INPUT ROWS =>
○ ○ ○

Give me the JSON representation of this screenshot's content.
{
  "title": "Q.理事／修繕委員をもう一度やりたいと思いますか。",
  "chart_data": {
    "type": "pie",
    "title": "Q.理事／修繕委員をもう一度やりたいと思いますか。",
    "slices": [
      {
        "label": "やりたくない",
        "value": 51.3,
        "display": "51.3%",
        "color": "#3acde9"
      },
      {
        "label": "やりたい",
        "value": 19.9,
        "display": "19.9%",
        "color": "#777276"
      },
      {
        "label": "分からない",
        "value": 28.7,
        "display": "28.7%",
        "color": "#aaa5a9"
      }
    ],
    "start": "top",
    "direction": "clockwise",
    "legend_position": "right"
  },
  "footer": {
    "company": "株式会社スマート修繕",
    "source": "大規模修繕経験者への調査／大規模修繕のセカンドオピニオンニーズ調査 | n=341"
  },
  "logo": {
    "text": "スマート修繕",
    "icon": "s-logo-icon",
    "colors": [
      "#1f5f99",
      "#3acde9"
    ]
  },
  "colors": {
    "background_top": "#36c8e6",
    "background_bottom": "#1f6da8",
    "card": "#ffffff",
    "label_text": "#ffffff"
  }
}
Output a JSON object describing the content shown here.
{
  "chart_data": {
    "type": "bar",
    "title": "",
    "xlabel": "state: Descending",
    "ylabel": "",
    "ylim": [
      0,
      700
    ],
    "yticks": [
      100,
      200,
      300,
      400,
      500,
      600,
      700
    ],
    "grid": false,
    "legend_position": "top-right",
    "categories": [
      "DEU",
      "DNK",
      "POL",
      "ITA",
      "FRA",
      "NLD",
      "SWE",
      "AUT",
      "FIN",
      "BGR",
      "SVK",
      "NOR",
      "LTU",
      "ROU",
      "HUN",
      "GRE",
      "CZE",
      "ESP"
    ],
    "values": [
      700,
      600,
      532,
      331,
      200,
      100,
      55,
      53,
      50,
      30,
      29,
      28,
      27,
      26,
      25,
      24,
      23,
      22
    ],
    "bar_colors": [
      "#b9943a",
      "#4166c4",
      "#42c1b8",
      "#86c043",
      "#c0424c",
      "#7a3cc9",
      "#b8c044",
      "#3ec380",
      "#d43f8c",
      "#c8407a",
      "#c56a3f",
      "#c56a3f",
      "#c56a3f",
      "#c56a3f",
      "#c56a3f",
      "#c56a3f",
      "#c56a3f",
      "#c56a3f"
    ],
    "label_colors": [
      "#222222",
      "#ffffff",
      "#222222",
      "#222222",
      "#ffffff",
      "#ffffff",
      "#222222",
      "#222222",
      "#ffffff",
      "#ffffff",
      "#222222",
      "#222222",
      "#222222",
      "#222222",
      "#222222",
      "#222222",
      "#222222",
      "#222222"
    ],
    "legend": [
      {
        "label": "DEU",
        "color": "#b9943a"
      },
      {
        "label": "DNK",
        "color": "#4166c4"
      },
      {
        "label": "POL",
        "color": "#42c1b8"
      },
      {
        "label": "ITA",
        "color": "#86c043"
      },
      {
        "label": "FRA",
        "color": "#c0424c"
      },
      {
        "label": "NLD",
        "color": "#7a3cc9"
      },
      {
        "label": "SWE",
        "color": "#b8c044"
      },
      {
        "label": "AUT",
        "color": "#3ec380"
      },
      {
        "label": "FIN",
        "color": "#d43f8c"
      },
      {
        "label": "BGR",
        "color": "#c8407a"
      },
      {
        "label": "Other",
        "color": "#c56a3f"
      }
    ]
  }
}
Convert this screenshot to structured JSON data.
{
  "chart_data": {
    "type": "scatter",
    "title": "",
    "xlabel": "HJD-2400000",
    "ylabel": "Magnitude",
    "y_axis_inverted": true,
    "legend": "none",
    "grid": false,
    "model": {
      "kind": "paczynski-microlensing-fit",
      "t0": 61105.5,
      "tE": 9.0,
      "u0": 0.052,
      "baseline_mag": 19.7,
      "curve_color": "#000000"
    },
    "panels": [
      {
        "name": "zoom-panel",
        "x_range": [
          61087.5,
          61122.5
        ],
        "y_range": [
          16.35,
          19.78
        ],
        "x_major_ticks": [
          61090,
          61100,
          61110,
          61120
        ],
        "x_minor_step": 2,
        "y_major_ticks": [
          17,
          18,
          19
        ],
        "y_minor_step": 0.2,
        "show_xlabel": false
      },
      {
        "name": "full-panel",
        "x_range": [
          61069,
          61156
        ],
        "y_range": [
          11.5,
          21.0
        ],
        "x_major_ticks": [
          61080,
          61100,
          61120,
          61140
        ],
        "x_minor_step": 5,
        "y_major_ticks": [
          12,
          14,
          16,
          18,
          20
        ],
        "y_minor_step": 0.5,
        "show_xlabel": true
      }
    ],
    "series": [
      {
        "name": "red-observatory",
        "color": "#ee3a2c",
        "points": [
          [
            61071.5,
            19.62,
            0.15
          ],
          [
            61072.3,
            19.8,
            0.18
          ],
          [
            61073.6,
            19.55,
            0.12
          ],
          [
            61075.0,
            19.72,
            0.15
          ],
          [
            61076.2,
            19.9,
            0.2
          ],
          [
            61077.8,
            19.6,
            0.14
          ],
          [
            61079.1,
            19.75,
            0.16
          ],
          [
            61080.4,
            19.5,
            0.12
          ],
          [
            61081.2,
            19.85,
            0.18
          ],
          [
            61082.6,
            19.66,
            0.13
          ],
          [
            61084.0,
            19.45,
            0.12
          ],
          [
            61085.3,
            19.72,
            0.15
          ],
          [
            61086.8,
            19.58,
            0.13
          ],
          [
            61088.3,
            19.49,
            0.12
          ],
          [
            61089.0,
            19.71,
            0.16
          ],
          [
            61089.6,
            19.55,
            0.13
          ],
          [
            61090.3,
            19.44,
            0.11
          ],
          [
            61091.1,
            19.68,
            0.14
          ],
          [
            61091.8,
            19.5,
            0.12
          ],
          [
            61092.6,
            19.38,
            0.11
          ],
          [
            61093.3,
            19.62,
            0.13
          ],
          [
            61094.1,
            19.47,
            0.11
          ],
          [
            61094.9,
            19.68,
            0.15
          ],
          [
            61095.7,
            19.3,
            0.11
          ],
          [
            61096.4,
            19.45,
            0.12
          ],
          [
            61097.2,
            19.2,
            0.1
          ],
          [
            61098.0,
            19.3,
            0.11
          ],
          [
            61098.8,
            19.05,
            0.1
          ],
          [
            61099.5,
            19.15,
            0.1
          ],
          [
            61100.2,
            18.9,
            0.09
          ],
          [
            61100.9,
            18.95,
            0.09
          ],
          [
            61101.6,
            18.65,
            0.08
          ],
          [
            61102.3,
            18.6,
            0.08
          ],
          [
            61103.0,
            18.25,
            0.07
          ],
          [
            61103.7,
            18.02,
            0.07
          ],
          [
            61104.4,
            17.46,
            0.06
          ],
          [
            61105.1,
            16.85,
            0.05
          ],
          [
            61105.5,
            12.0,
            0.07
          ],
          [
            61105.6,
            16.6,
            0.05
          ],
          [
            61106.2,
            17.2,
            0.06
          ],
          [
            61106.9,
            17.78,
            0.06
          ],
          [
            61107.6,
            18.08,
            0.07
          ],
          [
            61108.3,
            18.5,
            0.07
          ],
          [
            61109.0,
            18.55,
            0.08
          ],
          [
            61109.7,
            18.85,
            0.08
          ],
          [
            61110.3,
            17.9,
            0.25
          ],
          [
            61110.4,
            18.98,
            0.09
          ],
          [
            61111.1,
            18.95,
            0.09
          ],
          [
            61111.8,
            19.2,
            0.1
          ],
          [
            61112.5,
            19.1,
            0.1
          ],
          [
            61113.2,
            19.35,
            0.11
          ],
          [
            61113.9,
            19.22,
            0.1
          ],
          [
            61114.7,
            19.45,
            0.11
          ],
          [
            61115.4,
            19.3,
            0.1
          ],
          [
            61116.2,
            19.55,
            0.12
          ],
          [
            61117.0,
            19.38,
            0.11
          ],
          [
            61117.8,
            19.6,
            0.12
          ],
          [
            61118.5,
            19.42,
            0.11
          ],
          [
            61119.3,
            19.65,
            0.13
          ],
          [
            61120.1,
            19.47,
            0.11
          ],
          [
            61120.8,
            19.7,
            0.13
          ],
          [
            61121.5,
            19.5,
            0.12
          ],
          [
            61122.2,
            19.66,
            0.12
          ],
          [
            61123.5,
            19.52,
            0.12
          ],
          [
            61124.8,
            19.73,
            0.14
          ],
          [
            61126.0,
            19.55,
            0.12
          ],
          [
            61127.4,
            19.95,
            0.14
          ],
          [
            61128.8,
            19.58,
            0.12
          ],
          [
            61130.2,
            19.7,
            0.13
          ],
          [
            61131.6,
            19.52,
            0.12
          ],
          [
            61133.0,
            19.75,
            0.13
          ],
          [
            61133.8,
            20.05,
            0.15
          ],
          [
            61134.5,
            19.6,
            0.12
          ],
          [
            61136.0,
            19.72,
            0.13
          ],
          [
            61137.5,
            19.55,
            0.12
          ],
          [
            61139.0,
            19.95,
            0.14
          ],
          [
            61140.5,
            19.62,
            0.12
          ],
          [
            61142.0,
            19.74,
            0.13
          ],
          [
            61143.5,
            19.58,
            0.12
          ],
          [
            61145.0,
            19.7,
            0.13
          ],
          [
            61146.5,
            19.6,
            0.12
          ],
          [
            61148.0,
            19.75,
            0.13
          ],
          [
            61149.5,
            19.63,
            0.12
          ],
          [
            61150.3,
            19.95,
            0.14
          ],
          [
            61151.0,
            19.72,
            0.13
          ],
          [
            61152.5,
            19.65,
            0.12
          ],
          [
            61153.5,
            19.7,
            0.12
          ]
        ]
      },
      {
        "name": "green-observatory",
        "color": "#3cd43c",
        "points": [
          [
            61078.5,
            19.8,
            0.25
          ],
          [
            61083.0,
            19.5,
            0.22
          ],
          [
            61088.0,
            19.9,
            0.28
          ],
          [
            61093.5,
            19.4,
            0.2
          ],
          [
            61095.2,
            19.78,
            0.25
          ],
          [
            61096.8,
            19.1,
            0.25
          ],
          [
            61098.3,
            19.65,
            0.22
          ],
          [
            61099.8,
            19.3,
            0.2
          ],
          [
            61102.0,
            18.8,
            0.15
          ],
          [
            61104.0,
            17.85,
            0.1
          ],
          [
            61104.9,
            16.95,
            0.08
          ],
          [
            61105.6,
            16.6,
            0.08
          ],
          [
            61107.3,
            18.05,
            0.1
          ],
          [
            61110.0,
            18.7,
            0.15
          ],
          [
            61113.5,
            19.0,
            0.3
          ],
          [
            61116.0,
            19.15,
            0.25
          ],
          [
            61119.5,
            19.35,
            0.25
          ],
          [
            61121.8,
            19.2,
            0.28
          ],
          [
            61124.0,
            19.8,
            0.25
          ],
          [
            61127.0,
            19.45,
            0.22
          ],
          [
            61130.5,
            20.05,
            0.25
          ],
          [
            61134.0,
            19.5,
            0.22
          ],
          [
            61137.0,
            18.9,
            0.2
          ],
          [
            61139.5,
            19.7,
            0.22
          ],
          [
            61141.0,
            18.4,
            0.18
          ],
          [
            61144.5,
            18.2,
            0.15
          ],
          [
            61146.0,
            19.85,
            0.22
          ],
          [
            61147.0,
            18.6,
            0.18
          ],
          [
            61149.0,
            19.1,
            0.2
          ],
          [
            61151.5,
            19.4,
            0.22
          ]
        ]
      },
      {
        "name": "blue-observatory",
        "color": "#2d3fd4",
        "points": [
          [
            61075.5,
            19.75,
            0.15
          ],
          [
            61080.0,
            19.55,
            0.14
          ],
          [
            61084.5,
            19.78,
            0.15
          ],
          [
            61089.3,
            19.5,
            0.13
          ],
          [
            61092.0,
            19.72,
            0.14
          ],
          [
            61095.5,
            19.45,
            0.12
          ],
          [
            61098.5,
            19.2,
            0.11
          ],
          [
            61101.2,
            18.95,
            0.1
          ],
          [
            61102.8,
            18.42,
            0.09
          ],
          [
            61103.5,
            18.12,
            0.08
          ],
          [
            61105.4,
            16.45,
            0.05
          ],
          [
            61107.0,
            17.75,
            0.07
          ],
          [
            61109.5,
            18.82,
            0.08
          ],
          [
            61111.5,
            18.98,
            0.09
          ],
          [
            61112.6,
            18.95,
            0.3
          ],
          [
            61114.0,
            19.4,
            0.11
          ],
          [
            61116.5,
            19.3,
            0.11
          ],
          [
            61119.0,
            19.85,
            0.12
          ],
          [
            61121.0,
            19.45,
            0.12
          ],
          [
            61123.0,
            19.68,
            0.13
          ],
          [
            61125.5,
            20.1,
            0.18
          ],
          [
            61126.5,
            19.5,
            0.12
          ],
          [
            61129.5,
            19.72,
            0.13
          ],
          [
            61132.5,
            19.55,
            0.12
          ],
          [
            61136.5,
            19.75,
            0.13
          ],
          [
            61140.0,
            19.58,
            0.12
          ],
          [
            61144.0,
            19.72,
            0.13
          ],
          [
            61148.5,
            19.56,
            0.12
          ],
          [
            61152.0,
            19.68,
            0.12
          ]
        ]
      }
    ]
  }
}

○ ○ ○

WHAT THE TASK REQUIRES => Give back only a number, the number of lines where the string "this" occurs.

EXERCISE SOLUTION => 2